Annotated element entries
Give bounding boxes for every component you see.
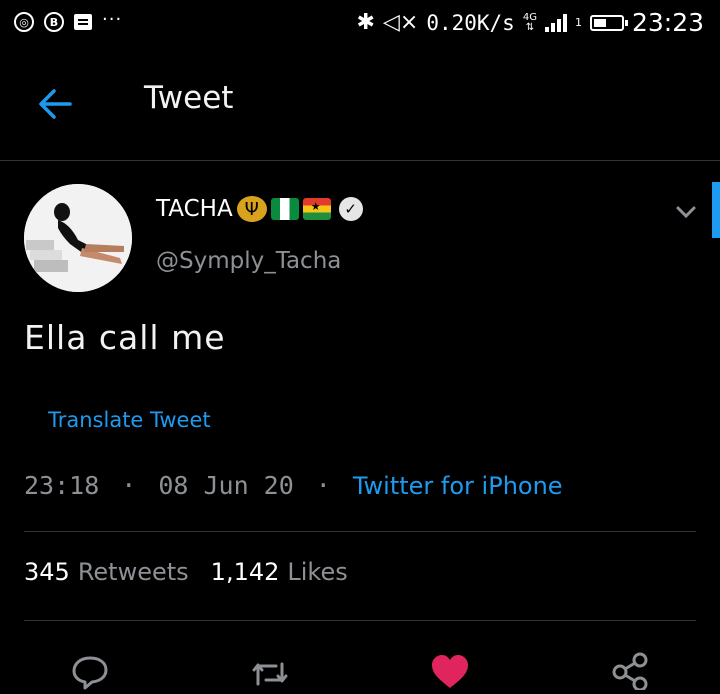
retweets-stat[interactable]: 345 Retweets — [24, 558, 189, 586]
avatar-image — [24, 184, 132, 292]
status-left: ◎ B ··· — [14, 8, 123, 32]
tweet-source-link[interactable]: Twitter for iPhone — [353, 472, 563, 500]
share-icon — [612, 652, 648, 692]
reply-icon — [72, 656, 108, 690]
display-name-text: TACHA — [156, 196, 233, 222]
display-name[interactable]: TACHA Ψ ✓ — [156, 196, 363, 222]
nigeria-flag-icon — [270, 198, 299, 220]
action-bar — [0, 640, 720, 692]
divider — [24, 620, 696, 621]
status-bar: ◎ B ··· ✱ ◁× 0.20K/s 4G ⇅ 1 23:23 — [0, 0, 720, 48]
like-button[interactable] — [430, 650, 470, 690]
top-bar: Tweet — [0, 48, 720, 161]
verified-badge-icon: ✓ — [338, 197, 363, 221]
ghana-flag-icon — [302, 198, 331, 220]
meta-separator: · — [121, 471, 137, 500]
tweet-time: 23:18 — [24, 471, 100, 500]
likes-stat[interactable]: 1,142 Likes — [211, 558, 348, 586]
tweet-meta: 23:18 · 08 Jun 20 · Twitter for iPhone — [24, 471, 563, 500]
bluetooth-icon: ✱ — [356, 10, 375, 35]
message-icon — [74, 14, 92, 30]
page-title: Tweet — [144, 80, 234, 116]
user-handle[interactable]: @Symply_Tacha — [156, 248, 341, 274]
meta-separator: · — [315, 471, 331, 500]
retweet-button[interactable] — [250, 650, 290, 690]
retweets-label: Retweets — [77, 558, 189, 586]
divider — [24, 531, 696, 532]
avatar[interactable] — [24, 184, 132, 292]
scroll-indicator[interactable] — [712, 182, 720, 238]
retweet-icon — [252, 662, 288, 686]
chevron-down-icon — [676, 206, 696, 219]
tweet-options-button[interactable] — [672, 198, 700, 226]
vpn-icon: ◎ — [14, 12, 34, 32]
likes-label: Likes — [287, 558, 348, 586]
sim-slot: 1 — [574, 16, 582, 29]
clock: 23:23 — [631, 8, 704, 37]
back-button[interactable] — [34, 84, 78, 124]
reply-button[interactable] — [70, 650, 110, 690]
battery-icon — [589, 14, 628, 31]
signal-icon — [544, 13, 567, 32]
tweet-text: Ella call me — [24, 318, 226, 357]
mute-icon: ◁× — [382, 10, 419, 35]
tweet-date: 08 Jun 20 — [158, 471, 294, 500]
more-icon: ··· — [102, 8, 123, 30]
share-button[interactable] — [610, 650, 650, 692]
tweet-stats: 345 Retweets 1,142 Likes — [24, 558, 348, 586]
retweets-count: 345 — [24, 558, 70, 586]
arrow-left-icon — [39, 89, 72, 119]
translate-tweet-link[interactable]: Translate Tweet — [48, 408, 211, 432]
network-type: 4G ⇅ — [522, 11, 537, 33]
status-right: ✱ ◁× 0.20K/s 4G ⇅ 1 23:23 — [357, 8, 704, 37]
likes-count: 1,142 — [210, 558, 280, 586]
net-speed: 0.20K/s — [426, 10, 515, 35]
trident-emoji-icon: Ψ — [236, 196, 267, 222]
heart-filled-icon — [432, 655, 468, 688]
b-icon: B — [44, 12, 64, 32]
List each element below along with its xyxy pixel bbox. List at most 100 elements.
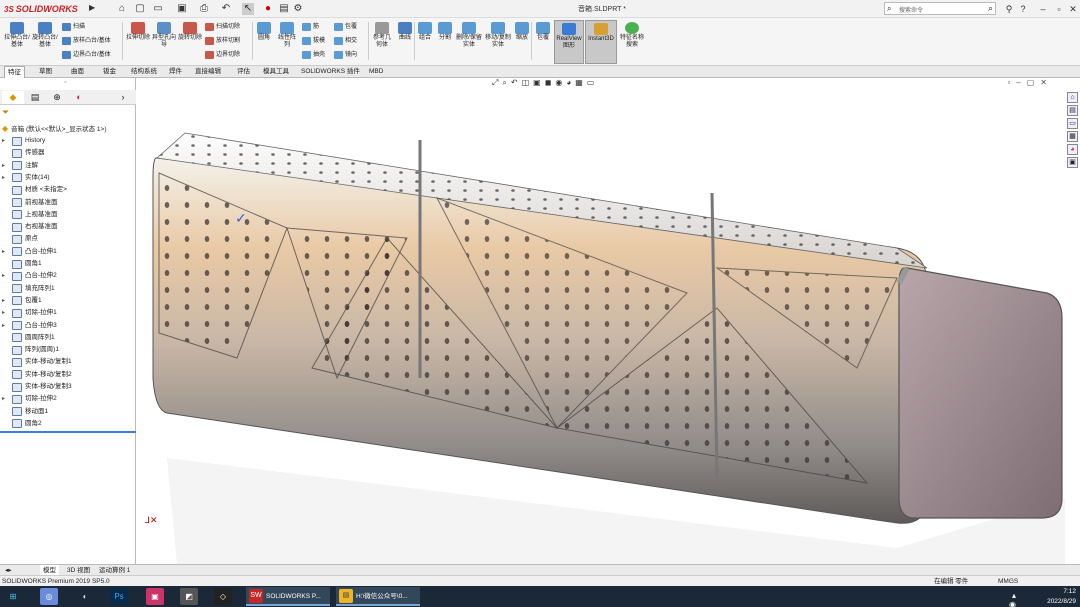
options-gear-icon[interactable]: ⚙ — [292, 3, 304, 15]
instant3d-button[interactable]: Instant3D — [585, 20, 617, 64]
tree-item[interactable]: 填充阵列1 — [2, 283, 55, 295]
intersect-button[interactable]: 相交 — [334, 36, 357, 46]
tab-mbd[interactable]: MBD — [366, 66, 386, 78]
minimize-icon[interactable]: – — [1036, 2, 1050, 16]
view-settings-icon[interactable]: ▭ — [587, 78, 595, 90]
print-icon[interactable]: ⎙ — [198, 3, 210, 15]
appearance-icon[interactable]: ◕ — [566, 78, 571, 90]
file-explorer-icon[interactable]: ▭ — [1067, 118, 1078, 129]
tree-item[interactable]: ▸ 切除-拉伸2 — [2, 393, 57, 405]
sweep-button[interactable]: 扫描 — [62, 22, 85, 32]
solidworks-logo[interactable]: 3S SOLIDWORKS — [4, 2, 78, 16]
rebuild-icon[interactable]: ● — [262, 3, 274, 15]
rib-button[interactable]: 筋 — [302, 22, 319, 32]
user-icon[interactable]: ⚲ — [1002, 2, 1016, 16]
tree-item[interactable]: ▸ 凸台-拉伸3 — [2, 320, 57, 332]
display-style-icon[interactable]: ◼ — [545, 78, 552, 90]
tree-item[interactable]: ▸ 凸台-拉伸2 — [2, 270, 57, 282]
custom-properties-icon[interactable]: ▣ — [1067, 157, 1078, 168]
taskbar-app-icon-5[interactable]: ◇ — [214, 588, 232, 605]
expand-arrow-icon[interactable]: ▸ — [2, 295, 12, 307]
curves-button[interactable]: 曲线 — [396, 22, 414, 42]
speaker-model-view[interactable]: ✓ — [137, 78, 1065, 564]
taskbar-app-icon-4[interactable]: ◩ — [180, 588, 198, 605]
tab-structure-system[interactable]: 结构系统 — [128, 66, 160, 78]
delete-keep-body-button[interactable]: 删除/保留实体 — [456, 22, 482, 49]
extrude-boss-button[interactable]: 拉伸凸台/基体 — [4, 22, 30, 49]
undo-icon[interactable]: ↶ — [220, 3, 232, 15]
view-palette-icon[interactable]: ▦ — [1067, 131, 1078, 142]
view-orientation-icon[interactable]: ▣ — [533, 78, 541, 90]
search-commands-box[interactable]: ⌕ 搜索命令 ⌕ — [884, 2, 996, 15]
reference-geometry-button[interactable]: 参考几何体 — [371, 22, 393, 49]
viewport-minimize-icon[interactable]: – — [1016, 78, 1020, 87]
property-manager-tab-icon[interactable]: ▤ — [24, 91, 46, 104]
file-properties-icon[interactable]: ▤ — [278, 3, 290, 15]
tree-item[interactable]: 圆周阵列1 — [2, 332, 55, 344]
home-icon[interactable]: ⌂ — [116, 3, 128, 15]
new-file-icon[interactable]: ▢ — [134, 3, 146, 15]
tray-icons[interactable]: ▴ ◉ ▤ ♪ — [1008, 591, 1016, 607]
taskbar-app-icon-2[interactable]: ◐ — [76, 588, 94, 605]
start-button-icon[interactable]: ⊞ — [4, 588, 22, 605]
filter-icon[interactable]: ⏷ — [2, 107, 9, 118]
zoom-to-fit-icon[interactable]: ⤢ — [492, 78, 498, 90]
restore-icon[interactable]: ▫ — [1052, 2, 1066, 16]
tree-item[interactable]: 材质 <未指定> — [2, 184, 67, 196]
extrude-cut-button[interactable]: 拉伸切除 — [126, 22, 150, 42]
taskbar-solidworks-app[interactable]: SW SOLIDWORKS P... — [246, 587, 330, 606]
graphics-area[interactable]: ✓ ⤢ ⌕ ↶ ◫ ▣ ◼ ◉ ◕ ▦ ▭ ▫ – ▢ ✕ ⅃✕ — [137, 78, 1065, 564]
expand-arrow-icon[interactable]: ▸ — [2, 160, 12, 172]
appearances-icon[interactable]: ◕ — [1067, 144, 1078, 155]
tree-item[interactable]: ▸ 包覆1 — [2, 295, 42, 307]
tab-sketch[interactable]: 草图 — [36, 66, 55, 78]
tree-item[interactable]: 传感器 — [2, 147, 45, 159]
tree-item[interactable]: 上视基准面 — [2, 209, 58, 221]
split-button[interactable]: 分割 — [436, 22, 454, 42]
expand-arrow-icon[interactable]: ▸ — [2, 135, 12, 147]
zoom-area-icon[interactable]: ⌕ — [502, 78, 506, 90]
tree-item[interactable]: 实体-移动/复制1 — [2, 356, 72, 368]
section-view-icon[interactable]: ◫ — [522, 78, 530, 90]
shell-button[interactable]: 抽壳 — [302, 50, 325, 60]
scale-button[interactable]: 缩放 — [513, 22, 531, 42]
tab-weldments[interactable]: 焊件 — [166, 66, 185, 78]
tab-evaluate[interactable]: 评估 — [234, 66, 253, 78]
tree-item[interactable]: 原点 — [2, 233, 38, 245]
tab-direct-editing[interactable]: 直接编辑 — [192, 66, 224, 78]
panel-collapse-icon[interactable]: ◦ — [64, 79, 66, 86]
tab-surfaces[interactable]: 曲面 — [68, 66, 87, 78]
taskbar-folder-app[interactable]: ▤ H:\微信公众号\0... — [336, 587, 420, 606]
scene-icon[interactable]: ▦ — [575, 78, 583, 90]
photoshop-icon[interactable]: Ps — [110, 588, 128, 605]
taskbar-app-icon-1[interactable]: ◎ — [40, 588, 58, 605]
tab-sheet-metal[interactable]: 钣金 — [100, 66, 119, 78]
expand-arrow-icon[interactable]: ▸ — [2, 246, 12, 258]
help-icon[interactable]: ? — [1016, 2, 1030, 16]
tree-item[interactable]: ▸ 凸台-拉伸1 — [2, 246, 57, 258]
tree-item[interactable]: ▸ History — [2, 135, 45, 147]
tree-item[interactable]: 阵列(圆周)1 — [2, 344, 59, 356]
search-go-icon[interactable]: ⌕ — [988, 3, 993, 14]
display-manager-tab-icon[interactable]: ◐ — [68, 91, 90, 104]
tree-item[interactable]: 圆角1 — [2, 258, 42, 270]
menu-expand-icon[interactable]: ▶ — [89, 3, 95, 12]
tree-item[interactable]: 实体-移动/复制3 — [2, 381, 72, 393]
tree-item[interactable]: 前视基准面 — [2, 197, 58, 209]
clock-date[interactable]: 2022/8/29 — [1047, 597, 1076, 606]
expand-arrow-icon[interactable]: ▸ — [2, 393, 12, 405]
fillet-button[interactable]: 圆角 — [255, 22, 273, 42]
move-copy-body-button[interactable]: 移动/复制实体 — [485, 22, 511, 49]
tree-item[interactable]: ▸ 实体(14) — [2, 172, 50, 184]
viewport-maximize-icon[interactable]: ▢ — [1027, 78, 1035, 87]
tab-mold-tools[interactable]: 模具工具 — [260, 66, 292, 78]
tree-item[interactable]: 圆角2 — [2, 418, 42, 430]
hole-wizard-button[interactable]: 异型孔向导 — [152, 22, 176, 49]
feature-search-button[interactable]: 特征名称搜索 — [619, 22, 645, 49]
tree-item[interactable]: ▸ 切除-拉伸1 — [2, 307, 57, 319]
viewport-restore-icon[interactable]: ▫ — [1007, 78, 1010, 87]
mirror-button[interactable]: 镜向 — [334, 50, 357, 60]
save-icon[interactable]: ▣ — [176, 3, 188, 15]
design-library-icon[interactable]: ▤ — [1067, 105, 1078, 116]
taskbar-app-icon-3[interactable]: ▣ — [146, 588, 164, 605]
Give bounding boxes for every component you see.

OBJECTIVE – Print the lines of the records above without any change, starting at the line that contains "options-gear-icon[interactable]: ⚙ —" and ending after the line that contains "view-settings-icon[interactable]: ▭ —".

RESPONSE TO THIS EXERCISE –
options-gear-icon[interactable]: ⚙ — [292, 3, 304, 15]
instant3d-button[interactable]: Instant3D — [585, 20, 617, 64]
tree-item[interactable]: 填充阵列1 — [2, 283, 55, 295]
intersect-button[interactable]: 相交 — [334, 36, 357, 46]
tab-mbd[interactable]: MBD — [366, 66, 386, 78]
minimize-icon[interactable]: – — [1036, 2, 1050, 16]
view-settings-icon[interactable]: ▭ — [587, 78, 595, 90]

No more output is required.